Exactly as they appear, output all of the records. Skip any images.

(Items from a figure collection)
☆ ☆ ☆ ☆ ☆ ☆ ☆

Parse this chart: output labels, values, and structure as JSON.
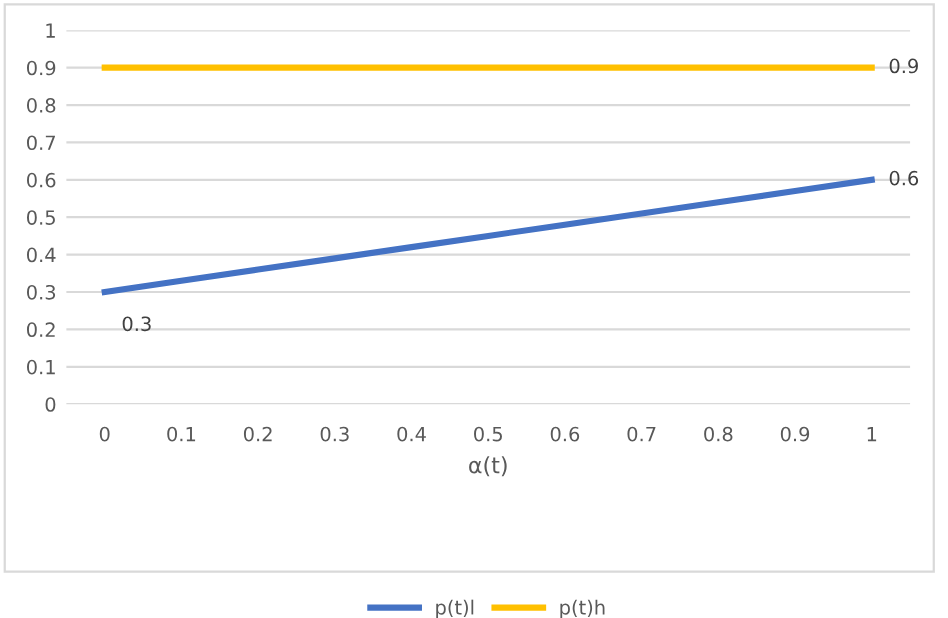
{
  "chart_data": {
    "type": "line",
    "xlabel": "α(t)",
    "categories": [
      "0",
      "0.1",
      "0.2",
      "0.3",
      "0.4",
      "0.5",
      "0.6",
      "0.7",
      "0.8",
      "0.9",
      "1"
    ],
    "series": [
      {
        "name": "p(t)l",
        "color": "#4472c4",
        "values": [
          0.3,
          0.33,
          0.36,
          0.39,
          0.42,
          0.45,
          0.48,
          0.51,
          0.54,
          0.57,
          0.6
        ],
        "value_labels": [
          "0.3",
          null,
          null,
          null,
          null,
          null,
          null,
          null,
          null,
          null,
          "0.6"
        ]
      },
      {
        "name": "p(t)h",
        "color": "#ffc000",
        "values": [
          0.9,
          0.9,
          0.9,
          0.9,
          0.9,
          0.9,
          0.9,
          0.9,
          0.9,
          0.9,
          0.9
        ],
        "value_labels": [
          null,
          null,
          null,
          null,
          null,
          null,
          null,
          null,
          null,
          null,
          "0.9"
        ]
      }
    ],
    "ylim": [
      0,
      1
    ],
    "yticks": [
      0,
      0.1,
      0.2,
      0.3,
      0.4,
      0.5,
      0.6,
      0.7,
      0.8,
      0.9,
      1
    ],
    "grid": "y",
    "legend": "bottom",
    "marker": "none",
    "line_style": "solid"
  }
}
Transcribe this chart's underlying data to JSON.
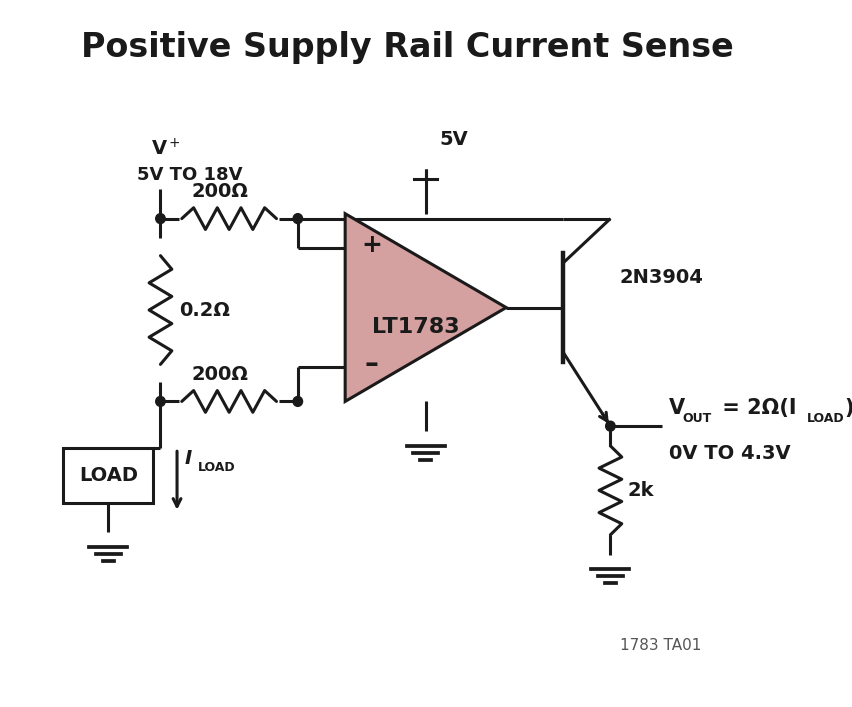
{
  "title": "Positive Supply Rail Current Sense",
  "background_color": "#ffffff",
  "line_color": "#1a1a1a",
  "op_amp_fill": "#d4a0a0",
  "op_amp_stroke": "#1a1a1a",
  "title_fontsize": 24,
  "label_fontsize": 14,
  "small_fontsize": 11,
  "footnote": "1783 TA01",
  "r1_label": "200Ω",
  "r2_label": "0.2Ω",
  "r3_label": "200Ω",
  "r4_label": "2k",
  "v5_label": "5V",
  "lt_label": "LT1783",
  "transistor_label": "2N3904",
  "load_label": "LOAD",
  "vout_range": "0V TO 4.3V"
}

☆ ☆ ☆ ☆ ☆ ☆ ☆

COMPLETE OUTPUT:
Parse this chart: output labels, values, and structure as JSON.
{
  "chart_data": {
    "type": "line",
    "xlabel": "α(t)",
    "categories": [
      "0",
      "0.1",
      "0.2",
      "0.3",
      "0.4",
      "0.5",
      "0.6",
      "0.7",
      "0.8",
      "0.9",
      "1"
    ],
    "series": [
      {
        "name": "p(t)l",
        "color": "#4472c4",
        "values": [
          0.3,
          0.33,
          0.36,
          0.39,
          0.42,
          0.45,
          0.48,
          0.51,
          0.54,
          0.57,
          0.6
        ],
        "value_labels": [
          "0.3",
          null,
          null,
          null,
          null,
          null,
          null,
          null,
          null,
          null,
          "0.6"
        ]
      },
      {
        "name": "p(t)h",
        "color": "#ffc000",
        "values": [
          0.9,
          0.9,
          0.9,
          0.9,
          0.9,
          0.9,
          0.9,
          0.9,
          0.9,
          0.9,
          0.9
        ],
        "value_labels": [
          null,
          null,
          null,
          null,
          null,
          null,
          null,
          null,
          null,
          null,
          "0.9"
        ]
      }
    ],
    "ylim": [
      0,
      1
    ],
    "yticks": [
      0,
      0.1,
      0.2,
      0.3,
      0.4,
      0.5,
      0.6,
      0.7,
      0.8,
      0.9,
      1
    ],
    "grid": "y",
    "legend": "bottom",
    "marker": "none",
    "line_style": "solid"
  }
}
Transcribe this chart's underlying data to JSON.
{
  "title": "Positive Supply Rail Current Sense",
  "background_color": "#ffffff",
  "line_color": "#1a1a1a",
  "op_amp_fill": "#d4a0a0",
  "op_amp_stroke": "#1a1a1a",
  "title_fontsize": 24,
  "label_fontsize": 14,
  "small_fontsize": 11,
  "footnote": "1783 TA01",
  "r1_label": "200Ω",
  "r2_label": "0.2Ω",
  "r3_label": "200Ω",
  "r4_label": "2k",
  "v5_label": "5V",
  "lt_label": "LT1783",
  "transistor_label": "2N3904",
  "load_label": "LOAD",
  "vout_range": "0V TO 4.3V"
}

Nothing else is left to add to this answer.